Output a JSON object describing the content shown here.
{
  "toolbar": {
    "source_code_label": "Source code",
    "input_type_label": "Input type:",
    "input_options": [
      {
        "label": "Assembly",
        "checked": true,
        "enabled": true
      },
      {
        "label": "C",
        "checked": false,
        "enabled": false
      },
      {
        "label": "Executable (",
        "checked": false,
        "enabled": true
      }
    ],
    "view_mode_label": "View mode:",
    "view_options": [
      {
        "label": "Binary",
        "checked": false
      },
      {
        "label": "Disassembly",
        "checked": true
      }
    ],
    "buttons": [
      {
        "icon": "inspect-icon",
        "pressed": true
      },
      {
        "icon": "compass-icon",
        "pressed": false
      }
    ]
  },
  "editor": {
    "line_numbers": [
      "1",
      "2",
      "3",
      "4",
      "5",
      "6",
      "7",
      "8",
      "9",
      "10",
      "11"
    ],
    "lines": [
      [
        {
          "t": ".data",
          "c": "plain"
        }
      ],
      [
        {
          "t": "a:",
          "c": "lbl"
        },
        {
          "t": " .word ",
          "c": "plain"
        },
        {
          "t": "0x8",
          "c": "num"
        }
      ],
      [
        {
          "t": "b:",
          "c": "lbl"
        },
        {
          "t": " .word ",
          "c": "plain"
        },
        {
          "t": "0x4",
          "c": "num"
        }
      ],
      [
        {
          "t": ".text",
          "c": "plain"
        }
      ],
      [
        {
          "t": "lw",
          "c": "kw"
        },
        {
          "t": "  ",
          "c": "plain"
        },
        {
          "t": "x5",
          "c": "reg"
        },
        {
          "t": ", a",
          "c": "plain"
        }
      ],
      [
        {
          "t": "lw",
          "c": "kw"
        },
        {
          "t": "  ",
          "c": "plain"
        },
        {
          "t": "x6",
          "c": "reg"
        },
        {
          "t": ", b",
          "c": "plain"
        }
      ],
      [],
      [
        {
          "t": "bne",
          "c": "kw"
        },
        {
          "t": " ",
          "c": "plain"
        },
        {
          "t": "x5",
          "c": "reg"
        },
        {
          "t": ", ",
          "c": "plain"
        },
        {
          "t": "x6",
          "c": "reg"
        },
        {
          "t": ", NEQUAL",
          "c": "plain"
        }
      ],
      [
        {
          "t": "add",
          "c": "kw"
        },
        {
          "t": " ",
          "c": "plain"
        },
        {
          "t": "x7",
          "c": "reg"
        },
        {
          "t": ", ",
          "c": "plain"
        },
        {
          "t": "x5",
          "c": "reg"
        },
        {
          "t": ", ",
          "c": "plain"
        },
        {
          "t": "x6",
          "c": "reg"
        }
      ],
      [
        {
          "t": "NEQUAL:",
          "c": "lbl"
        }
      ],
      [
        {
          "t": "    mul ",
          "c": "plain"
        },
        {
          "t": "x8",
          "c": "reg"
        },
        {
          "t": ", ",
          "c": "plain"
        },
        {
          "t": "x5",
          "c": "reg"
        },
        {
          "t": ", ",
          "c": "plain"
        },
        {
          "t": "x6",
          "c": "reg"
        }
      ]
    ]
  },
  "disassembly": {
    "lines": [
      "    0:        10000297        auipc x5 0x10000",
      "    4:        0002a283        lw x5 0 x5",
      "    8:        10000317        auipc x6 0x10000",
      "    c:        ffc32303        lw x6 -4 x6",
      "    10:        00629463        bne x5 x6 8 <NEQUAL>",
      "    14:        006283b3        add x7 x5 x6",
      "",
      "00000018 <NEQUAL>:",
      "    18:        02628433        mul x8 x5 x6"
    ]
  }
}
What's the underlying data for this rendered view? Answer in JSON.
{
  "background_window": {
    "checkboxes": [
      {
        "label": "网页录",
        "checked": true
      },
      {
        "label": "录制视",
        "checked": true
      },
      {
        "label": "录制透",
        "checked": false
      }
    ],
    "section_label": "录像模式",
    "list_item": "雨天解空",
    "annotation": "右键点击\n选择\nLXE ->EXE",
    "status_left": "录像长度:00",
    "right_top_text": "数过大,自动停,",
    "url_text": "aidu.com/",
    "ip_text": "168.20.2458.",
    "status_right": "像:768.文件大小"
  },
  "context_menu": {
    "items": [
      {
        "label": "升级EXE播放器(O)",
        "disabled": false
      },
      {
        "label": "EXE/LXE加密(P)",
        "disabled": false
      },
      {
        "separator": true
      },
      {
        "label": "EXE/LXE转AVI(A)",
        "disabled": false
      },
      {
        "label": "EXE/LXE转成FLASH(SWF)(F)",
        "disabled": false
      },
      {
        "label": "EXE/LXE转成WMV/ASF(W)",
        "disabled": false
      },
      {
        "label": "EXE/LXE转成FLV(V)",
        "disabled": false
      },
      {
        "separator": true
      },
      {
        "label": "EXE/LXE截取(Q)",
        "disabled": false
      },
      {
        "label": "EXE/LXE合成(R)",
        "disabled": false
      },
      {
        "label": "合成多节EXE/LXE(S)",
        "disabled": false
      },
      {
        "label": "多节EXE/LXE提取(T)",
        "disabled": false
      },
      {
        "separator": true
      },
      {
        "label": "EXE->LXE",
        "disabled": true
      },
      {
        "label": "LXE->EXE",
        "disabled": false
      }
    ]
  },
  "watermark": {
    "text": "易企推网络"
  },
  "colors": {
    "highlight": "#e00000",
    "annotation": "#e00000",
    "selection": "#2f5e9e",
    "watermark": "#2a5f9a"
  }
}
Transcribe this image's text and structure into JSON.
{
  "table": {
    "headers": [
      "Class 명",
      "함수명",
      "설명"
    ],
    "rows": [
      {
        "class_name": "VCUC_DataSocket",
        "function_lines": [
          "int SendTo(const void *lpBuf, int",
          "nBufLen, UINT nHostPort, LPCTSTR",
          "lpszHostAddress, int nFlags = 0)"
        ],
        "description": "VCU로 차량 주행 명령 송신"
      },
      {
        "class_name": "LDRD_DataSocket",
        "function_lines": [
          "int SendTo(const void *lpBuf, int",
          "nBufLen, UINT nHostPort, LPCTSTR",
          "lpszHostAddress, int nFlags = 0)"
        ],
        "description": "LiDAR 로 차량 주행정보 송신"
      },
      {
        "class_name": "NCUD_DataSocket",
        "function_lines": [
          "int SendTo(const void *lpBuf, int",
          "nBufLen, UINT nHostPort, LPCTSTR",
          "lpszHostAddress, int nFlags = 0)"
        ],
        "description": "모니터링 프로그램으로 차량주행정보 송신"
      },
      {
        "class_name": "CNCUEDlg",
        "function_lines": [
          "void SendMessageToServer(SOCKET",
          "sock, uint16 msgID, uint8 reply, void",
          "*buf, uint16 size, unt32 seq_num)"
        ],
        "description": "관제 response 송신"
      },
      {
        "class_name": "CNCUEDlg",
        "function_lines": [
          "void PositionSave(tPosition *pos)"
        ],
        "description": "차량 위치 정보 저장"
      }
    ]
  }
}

**Brief**
Type out the material again exactly as presented.

**Solution below**
Output a JSON object describing the content shown here.
{
  "toolbar": {
    "source_code_label": "Source code",
    "input_type_label": "Input type:",
    "input_options": [
      {
        "label": "Assembly",
        "checked": true,
        "enabled": true
      },
      {
        "label": "C",
        "checked": false,
        "enabled": false
      },
      {
        "label": "Executable (",
        "checked": false,
        "enabled": true
      }
    ],
    "view_mode_label": "View mode:",
    "view_options": [
      {
        "label": "Binary",
        "checked": false
      },
      {
        "label": "Disassembly",
        "checked": true
      }
    ],
    "buttons": [
      {
        "icon": "inspect-icon",
        "pressed": true
      },
      {
        "icon": "compass-icon",
        "pressed": false
      }
    ]
  },
  "editor": {
    "line_numbers": [
      "1",
      "2",
      "3",
      "4",
      "5",
      "6",
      "7",
      "8",
      "9",
      "10",
      "11"
    ],
    "lines": [
      [
        {
          "t": ".data",
          "c": "plain"
        }
      ],
      [
        {
          "t": "a:",
          "c": "lbl"
        },
        {
          "t": " .word ",
          "c": "plain"
        },
        {
          "t": "0x8",
          "c": "num"
        }
      ],
      [
        {
          "t": "b:",
          "c": "lbl"
        },
        {
          "t": " .word ",
          "c": "plain"
        },
        {
          "t": "0x4",
          "c": "num"
        }
      ],
      [
        {
          "t": ".text",
          "c": "plain"
        }
      ],
      [
        {
          "t": "lw",
          "c": "kw"
        },
        {
          "t": "  ",
          "c": "plain"
        },
        {
          "t": "x5",
          "c": "reg"
        },
        {
          "t": ", a",
          "c": "plain"
        }
      ],
      [
        {
          "t": "lw",
          "c": "kw"
        },
        {
          "t": "  ",
          "c": "plain"
        },
        {
          "t": "x6",
          "c": "reg"
        },
        {
          "t": ", b",
          "c": "plain"
        }
      ],
      [],
      [
        {
          "t": "bne",
          "c": "kw"
        },
        {
          "t": " ",
          "c": "plain"
        },
        {
          "t": "x5",
          "c": "reg"
        },
        {
          "t": ", ",
          "c": "plain"
        },
        {
          "t": "x6",
          "c": "reg"
        },
        {
          "t": ", NEQUAL",
          "c": "plain"
        }
      ],
      [
        {
          "t": "add",
          "c": "kw"
        },
        {
          "t": " ",
          "c": "plain"
        },
        {
          "t": "x7",
          "c": "reg"
        },
        {
          "t": ", ",
          "c": "plain"
        },
        {
          "t": "x5",
          "c": "reg"
        },
        {
          "t": ", ",
          "c": "plain"
        },
        {
          "t": "x6",
          "c": "reg"
        }
      ],
      [
        {
          "t": "NEQUAL:",
          "c": "lbl"
        }
      ],
      [
        {
          "t": "    mul ",
          "c": "plain"
        },
        {
          "t": "x8",
          "c": "reg"
        },
        {
          "t": ", ",
          "c": "plain"
        },
        {
          "t": "x5",
          "c": "reg"
        },
        {
          "t": ", ",
          "c": "plain"
        },
        {
          "t": "x6",
          "c": "reg"
        }
      ]
    ]
  },
  "disassembly": {
    "lines": [
      "    0:        10000297        auipc x5 0x10000",
      "    4:        0002a283        lw x5 0 x5",
      "    8:        10000317        auipc x6 0x10000",
      "    c:        ffc32303        lw x6 -4 x6",
      "    10:        00629463        bne x5 x6 8 <NEQUAL>",
      "    14:        006283b3        add x7 x5 x6",
      "",
      "00000018 <NEQUAL>:",
      "    18:        02628433        mul x8 x5 x6"
    ]
  }
}
What's the underlying data for this rendered view? Answer in JSON.
{
  "background_window": {
    "checkboxes": [
      {
        "label": "网页录",
        "checked": true
      },
      {
        "label": "录制视",
        "checked": true
      },
      {
        "label": "录制透",
        "checked": false
      }
    ],
    "section_label": "录像模式",
    "list_item": "雨天解空",
    "annotation": "右键点击\n选择\nLXE ->EXE",
    "status_left": "录像长度:00",
    "right_top_text": "数过大,自动停,",
    "url_text": "aidu.com/",
    "ip_text": "168.20.2458.",
    "status_right": "像:768.文件大小"
  },
  "context_menu": {
    "items": [
      {
        "label": "升级EXE播放器(O)",
        "disabled": false
      },
      {
        "label": "EXE/LXE加密(P)",
        "disabled": false
      },
      {
        "separator": true
      },
      {
        "label": "EXE/LXE转AVI(A)",
        "disabled": false
      },
      {
        "label": "EXE/LXE转成FLASH(SWF)(F)",
        "disabled": false
      },
      {
        "label": "EXE/LXE转成WMV/ASF(W)",
        "disabled": false
      },
      {
        "label": "EXE/LXE转成FLV(V)",
        "disabled": false
      },
      {
        "separator": true
      },
      {
        "label": "EXE/LXE截取(Q)",
        "disabled": false
      },
      {
        "label": "EXE/LXE合成(R)",
        "disabled": false
      },
      {
        "label": "合成多节EXE/LXE(S)",
        "disabled": false
      },
      {
        "label": "多节EXE/LXE提取(T)",
        "disabled": false
      },
      {
        "separator": true
      },
      {
        "label": "EXE->LXE",
        "disabled": true
      },
      {
        "label": "LXE->EXE",
        "disabled": false
      }
    ]
  },
  "watermark": {
    "text": "易企推网络"
  },
  "colors": {
    "highlight": "#e00000",
    "annotation": "#e00000",
    "selection": "#2f5e9e",
    "watermark": "#2a5f9a"
  }
}
Transcribe this image's text and structure into JSON.
{
  "table": {
    "headers": [
      "Class 명",
      "함수명",
      "설명"
    ],
    "rows": [
      {
        "class_name": "VCUC_DataSocket",
        "function_lines": [
          "int SendTo(const void *lpBuf, int",
          "nBufLen, UINT nHostPort, LPCTSTR",
          "lpszHostAddress, int nFlags = 0)"
        ],
        "description": "VCU로 차량 주행 명령 송신"
      },
      {
        "class_name": "LDRD_DataSocket",
        "function_lines": [
          "int SendTo(const void *lpBuf, int",
          "nBufLen, UINT nHostPort, LPCTSTR",
          "lpszHostAddress, int nFlags = 0)"
        ],
        "description": "LiDAR 로 차량 주행정보 송신"
      },
      {
        "class_name": "NCUD_DataSocket",
        "function_lines": [
          "int SendTo(const void *lpBuf, int",
          "nBufLen, UINT nHostPort, LPCTSTR",
          "lpszHostAddress, int nFlags = 0)"
        ],
        "description": "모니터링 프로그램으로 차량주행정보 송신"
      },
      {
        "class_name": "CNCUEDlg",
        "function_lines": [
          "void SendMessageToServer(SOCKET",
          "sock, uint16 msgID, uint8 reply, void",
          "*buf, uint16 size, unt32 seq_num)"
        ],
        "description": "관제 response 송신"
      },
      {
        "class_name": "CNCUEDlg",
        "function_lines": [
          "void PositionSave(tPosition *pos)"
        ],
        "description": "차량 위치 정보 저장"
      }
    ]
  }
}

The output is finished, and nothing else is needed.